_MATERIAL FOR THE TASK:_
== == ==

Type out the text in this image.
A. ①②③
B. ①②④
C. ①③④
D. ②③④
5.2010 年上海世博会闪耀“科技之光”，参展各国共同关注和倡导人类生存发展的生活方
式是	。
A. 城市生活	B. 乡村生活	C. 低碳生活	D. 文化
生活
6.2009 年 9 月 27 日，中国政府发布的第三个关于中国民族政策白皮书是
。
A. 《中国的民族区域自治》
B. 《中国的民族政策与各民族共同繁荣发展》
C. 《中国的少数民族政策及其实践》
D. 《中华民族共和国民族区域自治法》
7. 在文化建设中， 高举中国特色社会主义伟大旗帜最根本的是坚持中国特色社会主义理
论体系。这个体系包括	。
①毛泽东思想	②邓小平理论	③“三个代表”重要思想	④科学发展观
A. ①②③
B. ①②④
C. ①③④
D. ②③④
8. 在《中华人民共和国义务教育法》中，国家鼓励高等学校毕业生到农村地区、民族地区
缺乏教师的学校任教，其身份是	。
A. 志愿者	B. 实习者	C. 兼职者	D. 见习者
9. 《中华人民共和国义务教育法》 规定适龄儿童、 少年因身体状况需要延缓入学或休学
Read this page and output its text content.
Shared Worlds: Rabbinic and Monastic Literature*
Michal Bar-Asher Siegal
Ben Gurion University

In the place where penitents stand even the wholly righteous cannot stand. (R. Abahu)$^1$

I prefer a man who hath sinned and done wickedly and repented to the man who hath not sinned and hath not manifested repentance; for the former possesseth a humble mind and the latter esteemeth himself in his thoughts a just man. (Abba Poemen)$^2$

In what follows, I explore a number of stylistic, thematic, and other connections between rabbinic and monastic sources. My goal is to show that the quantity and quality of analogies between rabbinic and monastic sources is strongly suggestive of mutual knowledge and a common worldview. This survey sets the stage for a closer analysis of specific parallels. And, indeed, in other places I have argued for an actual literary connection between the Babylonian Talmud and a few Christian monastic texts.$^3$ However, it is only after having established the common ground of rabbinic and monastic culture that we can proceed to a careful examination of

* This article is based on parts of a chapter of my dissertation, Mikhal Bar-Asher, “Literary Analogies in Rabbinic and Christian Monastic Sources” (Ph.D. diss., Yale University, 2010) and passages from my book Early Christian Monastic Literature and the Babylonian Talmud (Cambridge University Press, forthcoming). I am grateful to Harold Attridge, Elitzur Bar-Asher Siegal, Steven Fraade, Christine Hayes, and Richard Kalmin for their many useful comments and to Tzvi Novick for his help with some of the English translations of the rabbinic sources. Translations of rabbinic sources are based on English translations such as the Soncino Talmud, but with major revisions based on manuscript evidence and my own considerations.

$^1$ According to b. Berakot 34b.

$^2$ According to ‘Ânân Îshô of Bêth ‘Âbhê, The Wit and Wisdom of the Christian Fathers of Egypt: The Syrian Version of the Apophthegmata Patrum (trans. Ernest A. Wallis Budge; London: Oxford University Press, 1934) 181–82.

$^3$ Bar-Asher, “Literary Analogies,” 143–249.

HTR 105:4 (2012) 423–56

== == ==

_EXERCISE DIRECTIONS:_ Filter out every line that lacks the word "University", and copy the rest.

_WRITTEN SOLUTION:_
Ben Gurion University
* This article is based on parts of a chapter of my dissertation, Mikhal Bar-Asher, “Literary Analogies in Rabbinic and Christian Monastic Sources” (Ph.D. diss., Yale University, 2010) and passages from my book Early Christian Monastic Literature and the Babylonian Talmud (Cambridge University Press, forthcoming). I am grateful to Harold Attridge, Elitzur Bar-Asher Siegal, Steven Fraade, Christine Hayes, and Richard Kalmin for their many useful comments and to Tzvi Novick for his help with some of the English translations of the rabbinic sources. Translations of rabbinic sources are based on English translations such as the Soncino Talmud, but with major revisions based on manuscript evidence and my own considerations.
$^2$ According to ‘Ânân Îshô of Bêth ‘Âbhê, The Wit and Wisdom of the Christian Fathers of Egypt: The Syrian Version of the Apophthegmata Patrum (trans. Ernest A. Wallis Budge; London: Oxford University Press, 1934) 181–82.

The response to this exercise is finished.